--- Data extract ---
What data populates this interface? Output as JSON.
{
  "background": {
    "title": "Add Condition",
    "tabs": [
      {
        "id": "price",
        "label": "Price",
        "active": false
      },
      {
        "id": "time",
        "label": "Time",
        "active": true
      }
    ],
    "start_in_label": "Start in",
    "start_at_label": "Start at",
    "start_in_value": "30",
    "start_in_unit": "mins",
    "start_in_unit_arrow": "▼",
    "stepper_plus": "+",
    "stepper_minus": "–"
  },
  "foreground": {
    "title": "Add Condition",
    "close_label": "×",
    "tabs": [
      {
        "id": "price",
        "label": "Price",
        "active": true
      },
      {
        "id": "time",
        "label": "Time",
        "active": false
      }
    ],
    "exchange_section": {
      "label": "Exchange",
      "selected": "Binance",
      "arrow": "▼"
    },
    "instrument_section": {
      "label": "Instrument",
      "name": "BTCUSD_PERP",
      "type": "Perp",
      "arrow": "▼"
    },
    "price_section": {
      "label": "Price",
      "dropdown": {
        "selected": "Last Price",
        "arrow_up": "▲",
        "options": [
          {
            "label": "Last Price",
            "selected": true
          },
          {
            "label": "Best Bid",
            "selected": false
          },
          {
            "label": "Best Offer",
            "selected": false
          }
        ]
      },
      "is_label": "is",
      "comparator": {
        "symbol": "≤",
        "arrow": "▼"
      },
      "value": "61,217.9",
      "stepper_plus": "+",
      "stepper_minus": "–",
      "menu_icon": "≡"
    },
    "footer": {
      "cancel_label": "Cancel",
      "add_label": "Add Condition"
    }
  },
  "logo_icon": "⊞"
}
---
_Work required_
Copy every record above exactly as it appears.

_The completed task_
What data populates this interface? Output as JSON.
{
  "background": {
    "title": "Add Condition",
    "tabs": [
      {
        "id": "price",
        "label": "Price",
        "active": false
      },
      {
        "id": "time",
        "label": "Time",
        "active": true
      }
    ],
    "start_in_label": "Start in",
    "start_at_label": "Start at",
    "start_in_value": "30",
    "start_in_unit": "mins",
    "start_in_unit_arrow": "▼",
    "stepper_plus": "+",
    "stepper_minus": "–"
  },
  "foreground": {
    "title": "Add Condition",
    "close_label": "×",
    "tabs": [
      {
        "id": "price",
        "label": "Price",
        "active": true
      },
      {
        "id": "time",
        "label": "Time",
        "active": false
      }
    ],
    "exchange_section": {
      "label": "Exchange",
      "selected": "Binance",
      "arrow": "▼"
    },
    "instrument_section": {
      "label": "Instrument",
      "name": "BTCUSD_PERP",
      "type": "Perp",
      "arrow": "▼"
    },
    "price_section": {
      "label": "Price",
      "dropdown": {
        "selected": "Last Price",
        "arrow_up": "▲",
        "options": [
          {
            "label": "Last Price",
            "selected": true
          },
          {
            "label": "Best Bid",
            "selected": false
          },
          {
            "label": "Best Offer",
            "selected": false
          }
        ]
      },
      "is_label": "is",
      "comparator": {
        "symbol": "≤",
        "arrow": "▼"
      },
      "value": "61,217.9",
      "stepper_plus": "+",
      "stepper_minus": "–",
      "menu_icon": "≡"
    },
    "footer": {
      "cancel_label": "Cancel",
      "add_label": "Add Condition"
    }
  },
  "logo_icon": "⊞"
}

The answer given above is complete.